Written exercise | Quote, without change, all of the lines that follow.

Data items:
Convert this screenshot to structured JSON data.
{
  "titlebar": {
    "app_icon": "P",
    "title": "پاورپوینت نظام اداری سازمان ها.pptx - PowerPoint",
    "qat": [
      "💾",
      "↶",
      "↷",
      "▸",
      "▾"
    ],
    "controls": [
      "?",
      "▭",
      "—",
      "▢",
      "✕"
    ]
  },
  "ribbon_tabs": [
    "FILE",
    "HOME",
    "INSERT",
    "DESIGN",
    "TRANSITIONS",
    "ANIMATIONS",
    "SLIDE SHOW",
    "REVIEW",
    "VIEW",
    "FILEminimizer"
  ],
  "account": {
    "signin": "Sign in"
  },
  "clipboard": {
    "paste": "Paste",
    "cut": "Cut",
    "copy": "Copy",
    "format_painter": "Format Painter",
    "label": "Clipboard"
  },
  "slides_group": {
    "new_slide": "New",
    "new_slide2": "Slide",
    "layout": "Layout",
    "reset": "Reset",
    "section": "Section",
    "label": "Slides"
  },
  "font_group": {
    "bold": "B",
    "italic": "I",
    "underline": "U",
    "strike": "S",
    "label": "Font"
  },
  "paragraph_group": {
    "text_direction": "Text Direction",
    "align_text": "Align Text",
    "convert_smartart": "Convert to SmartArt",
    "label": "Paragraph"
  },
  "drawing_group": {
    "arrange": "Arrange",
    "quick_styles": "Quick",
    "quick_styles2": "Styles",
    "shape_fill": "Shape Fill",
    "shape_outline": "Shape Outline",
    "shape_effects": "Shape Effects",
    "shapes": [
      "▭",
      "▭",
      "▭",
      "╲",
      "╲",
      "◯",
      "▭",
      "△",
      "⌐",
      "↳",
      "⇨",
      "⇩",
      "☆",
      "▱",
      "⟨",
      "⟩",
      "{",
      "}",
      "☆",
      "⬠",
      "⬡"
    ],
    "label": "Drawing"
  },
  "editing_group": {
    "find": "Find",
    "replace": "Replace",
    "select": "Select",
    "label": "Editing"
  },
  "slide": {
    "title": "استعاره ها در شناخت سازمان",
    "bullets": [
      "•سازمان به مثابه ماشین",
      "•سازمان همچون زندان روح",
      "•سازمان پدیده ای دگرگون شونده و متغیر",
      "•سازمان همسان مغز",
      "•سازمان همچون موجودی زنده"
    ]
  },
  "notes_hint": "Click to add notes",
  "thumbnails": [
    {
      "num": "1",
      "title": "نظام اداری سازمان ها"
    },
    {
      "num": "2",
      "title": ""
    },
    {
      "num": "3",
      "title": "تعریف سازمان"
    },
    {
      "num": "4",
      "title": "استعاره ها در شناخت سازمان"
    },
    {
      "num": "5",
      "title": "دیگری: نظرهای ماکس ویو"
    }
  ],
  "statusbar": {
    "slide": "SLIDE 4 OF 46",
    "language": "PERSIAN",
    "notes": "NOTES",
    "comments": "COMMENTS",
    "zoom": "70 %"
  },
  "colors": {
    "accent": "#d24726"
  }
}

Output of the task |
Convert this screenshot to structured JSON data.
{
  "titlebar": {
    "app_icon": "P",
    "title": "پاورپوینت نظام اداری سازمان ها.pptx - PowerPoint",
    "qat": [
      "💾",
      "↶",
      "↷",
      "▸",
      "▾"
    ],
    "controls": [
      "?",
      "▭",
      "—",
      "▢",
      "✕"
    ]
  },
  "ribbon_tabs": [
    "FILE",
    "HOME",
    "INSERT",
    "DESIGN",
    "TRANSITIONS",
    "ANIMATIONS",
    "SLIDE SHOW",
    "REVIEW",
    "VIEW",
    "FILEminimizer"
  ],
  "account": {
    "signin": "Sign in"
  },
  "clipboard": {
    "paste": "Paste",
    "cut": "Cut",
    "copy": "Copy",
    "format_painter": "Format Painter",
    "label": "Clipboard"
  },
  "slides_group": {
    "new_slide": "New",
    "new_slide2": "Slide",
    "layout": "Layout",
    "reset": "Reset",
    "section": "Section",
    "label": "Slides"
  },
  "font_group": {
    "bold": "B",
    "italic": "I",
    "underline": "U",
    "strike": "S",
    "label": "Font"
  },
  "paragraph_group": {
    "text_direction": "Text Direction",
    "align_text": "Align Text",
    "convert_smartart": "Convert to SmartArt",
    "label": "Paragraph"
  },
  "drawing_group": {
    "arrange": "Arrange",
    "quick_styles": "Quick",
    "quick_styles2": "Styles",
    "shape_fill": "Shape Fill",
    "shape_outline": "Shape Outline",
    "shape_effects": "Shape Effects",
    "shapes": [
      "▭",
      "▭",
      "▭",
      "╲",
      "╲",
      "◯",
      "▭",
      "△",
      "⌐",
      "↳",
      "⇨",
      "⇩",
      "☆",
      "▱",
      "⟨",
      "⟩",
      "{",
      "}",
      "☆",
      "⬠",
      "⬡"
    ],
    "label": "Drawing"
  },
  "editing_group": {
    "find": "Find",
    "replace": "Replace",
    "select": "Select",
    "label": "Editing"
  },
  "slide": {
    "title": "استعاره ها در شناخت سازمان",
    "bullets": [
      "•سازمان به مثابه ماشین",
      "•سازمان همچون زندان روح",
      "•سازمان پدیده ای دگرگون شونده و متغیر",
      "•سازمان همسان مغز",
      "•سازمان همچون موجودی زنده"
    ]
  },
  "notes_hint": "Click to add notes",
  "thumbnails": [
    {
      "num": "1",
      "title": "نظام اداری سازمان ها"
    },
    {
      "num": "2",
      "title": ""
    },
    {
      "num": "3",
      "title": "تعریف سازمان"
    },
    {
      "num": "4",
      "title": "استعاره ها در شناخت سازمان"
    },
    {
      "num": "5",
      "title": "دیگری: نظرهای ماکس ویو"
    }
  ],
  "statusbar": {
    "slide": "SLIDE 4 OF 46",
    "language": "PERSIAN",
    "notes": "NOTES",
    "comments": "COMMENTS",
    "zoom": "70 %"
  },
  "colors": {
    "accent": "#d24726"
  }
}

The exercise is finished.